» EXERCISE DATA:
▶
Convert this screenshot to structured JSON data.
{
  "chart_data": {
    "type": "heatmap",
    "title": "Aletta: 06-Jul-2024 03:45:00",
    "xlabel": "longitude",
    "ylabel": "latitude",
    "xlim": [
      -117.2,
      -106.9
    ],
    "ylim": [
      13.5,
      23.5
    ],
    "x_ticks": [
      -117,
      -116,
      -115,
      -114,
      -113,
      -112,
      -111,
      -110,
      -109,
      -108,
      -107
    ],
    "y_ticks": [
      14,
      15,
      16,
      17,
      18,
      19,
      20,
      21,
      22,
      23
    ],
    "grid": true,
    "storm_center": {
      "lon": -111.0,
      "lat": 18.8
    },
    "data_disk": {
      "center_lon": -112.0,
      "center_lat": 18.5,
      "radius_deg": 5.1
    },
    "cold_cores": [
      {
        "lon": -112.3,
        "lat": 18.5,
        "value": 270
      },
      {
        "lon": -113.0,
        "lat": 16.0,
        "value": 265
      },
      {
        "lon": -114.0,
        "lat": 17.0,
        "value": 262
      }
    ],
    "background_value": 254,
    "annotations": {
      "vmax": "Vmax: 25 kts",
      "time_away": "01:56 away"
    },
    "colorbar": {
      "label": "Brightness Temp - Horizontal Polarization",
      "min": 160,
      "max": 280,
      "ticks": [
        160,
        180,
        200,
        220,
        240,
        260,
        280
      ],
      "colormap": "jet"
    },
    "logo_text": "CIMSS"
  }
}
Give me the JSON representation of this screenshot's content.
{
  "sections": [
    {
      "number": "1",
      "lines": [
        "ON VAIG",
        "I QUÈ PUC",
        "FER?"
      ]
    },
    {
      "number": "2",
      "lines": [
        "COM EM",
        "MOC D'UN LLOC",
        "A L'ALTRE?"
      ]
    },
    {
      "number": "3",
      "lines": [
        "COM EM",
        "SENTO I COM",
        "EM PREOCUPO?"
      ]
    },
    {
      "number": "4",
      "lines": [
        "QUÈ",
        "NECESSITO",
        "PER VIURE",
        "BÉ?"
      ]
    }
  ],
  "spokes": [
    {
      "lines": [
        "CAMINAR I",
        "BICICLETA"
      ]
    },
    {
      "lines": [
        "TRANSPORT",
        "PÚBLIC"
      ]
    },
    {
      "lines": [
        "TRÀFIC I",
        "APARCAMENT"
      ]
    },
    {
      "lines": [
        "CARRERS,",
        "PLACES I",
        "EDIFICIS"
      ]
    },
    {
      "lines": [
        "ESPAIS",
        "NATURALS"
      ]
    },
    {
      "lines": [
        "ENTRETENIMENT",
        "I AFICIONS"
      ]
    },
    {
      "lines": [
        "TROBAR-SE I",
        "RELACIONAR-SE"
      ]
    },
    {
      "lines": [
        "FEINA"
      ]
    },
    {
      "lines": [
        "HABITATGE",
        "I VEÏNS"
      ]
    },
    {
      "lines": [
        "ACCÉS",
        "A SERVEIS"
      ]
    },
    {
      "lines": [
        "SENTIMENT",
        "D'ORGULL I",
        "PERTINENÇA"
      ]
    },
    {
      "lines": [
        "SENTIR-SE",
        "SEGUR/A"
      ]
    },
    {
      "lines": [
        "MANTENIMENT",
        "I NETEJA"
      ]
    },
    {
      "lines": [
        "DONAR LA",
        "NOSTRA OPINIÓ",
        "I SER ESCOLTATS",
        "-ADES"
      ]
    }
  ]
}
◀
Print every entry exactly as it appears.

» PROBLEM SOLUTION:
Convert this screenshot to structured JSON data.
{
  "chart_data": {
    "type": "heatmap",
    "title": "Aletta: 06-Jul-2024 03:45:00",
    "xlabel": "longitude",
    "ylabel": "latitude",
    "xlim": [
      -117.2,
      -106.9
    ],
    "ylim": [
      13.5,
      23.5
    ],
    "x_ticks": [
      -117,
      -116,
      -115,
      -114,
      -113,
      -112,
      -111,
      -110,
      -109,
      -108,
      -107
    ],
    "y_ticks": [
      14,
      15,
      16,
      17,
      18,
      19,
      20,
      21,
      22,
      23
    ],
    "grid": true,
    "storm_center": {
      "lon": -111.0,
      "lat": 18.8
    },
    "data_disk": {
      "center_lon": -112.0,
      "center_lat": 18.5,
      "radius_deg": 5.1
    },
    "cold_cores": [
      {
        "lon": -112.3,
        "lat": 18.5,
        "value": 270
      },
      {
        "lon": -113.0,
        "lat": 16.0,
        "value": 265
      },
      {
        "lon": -114.0,
        "lat": 17.0,
        "value": 262
      }
    ],
    "background_value": 254,
    "annotations": {
      "vmax": "Vmax: 25 kts",
      "time_away": "01:56 away"
    },
    "colorbar": {
      "label": "Brightness Temp - Horizontal Polarization",
      "min": 160,
      "max": 280,
      "ticks": [
        160,
        180,
        200,
        220,
        240,
        260,
        280
      ],
      "colormap": "jet"
    },
    "logo_text": "CIMSS"
  }
}
Give me the JSON representation of this screenshot's content.
{
  "sections": [
    {
      "number": "1",
      "lines": [
        "ON VAIG",
        "I QUÈ PUC",
        "FER?"
      ]
    },
    {
      "number": "2",
      "lines": [
        "COM EM",
        "MOC D'UN LLOC",
        "A L'ALTRE?"
      ]
    },
    {
      "number": "3",
      "lines": [
        "COM EM",
        "SENTO I COM",
        "EM PREOCUPO?"
      ]
    },
    {
      "number": "4",
      "lines": [
        "QUÈ",
        "NECESSITO",
        "PER VIURE",
        "BÉ?"
      ]
    }
  ],
  "spokes": [
    {
      "lines": [
        "CAMINAR I",
        "BICICLETA"
      ]
    },
    {
      "lines": [
        "TRANSPORT",
        "PÚBLIC"
      ]
    },
    {
      "lines": [
        "TRÀFIC I",
        "APARCAMENT"
      ]
    },
    {
      "lines": [
        "CARRERS,",
        "PLACES I",
        "EDIFICIS"
      ]
    },
    {
      "lines": [
        "ESPAIS",
        "NATURALS"
      ]
    },
    {
      "lines": [
        "ENTRETENIMENT",
        "I AFICIONS"
      ]
    },
    {
      "lines": [
        "TROBAR-SE I",
        "RELACIONAR-SE"
      ]
    },
    {
      "lines": [
        "FEINA"
      ]
    },
    {
      "lines": [
        "HABITATGE",
        "I VEÏNS"
      ]
    },
    {
      "lines": [
        "ACCÉS",
        "A SERVEIS"
      ]
    },
    {
      "lines": [
        "SENTIMENT",
        "D'ORGULL I",
        "PERTINENÇA"
      ]
    },
    {
      "lines": [
        "SENTIR-SE",
        "SEGUR/A"
      ]
    },
    {
      "lines": [
        "MANTENIMENT",
        "I NETEJA"
      ]
    },
    {
      "lines": [
        "DONAR LA",
        "NOSTRA OPINIÓ",
        "I SER ESCOLTATS",
        "-ADES"
      ]
    }
  ]
}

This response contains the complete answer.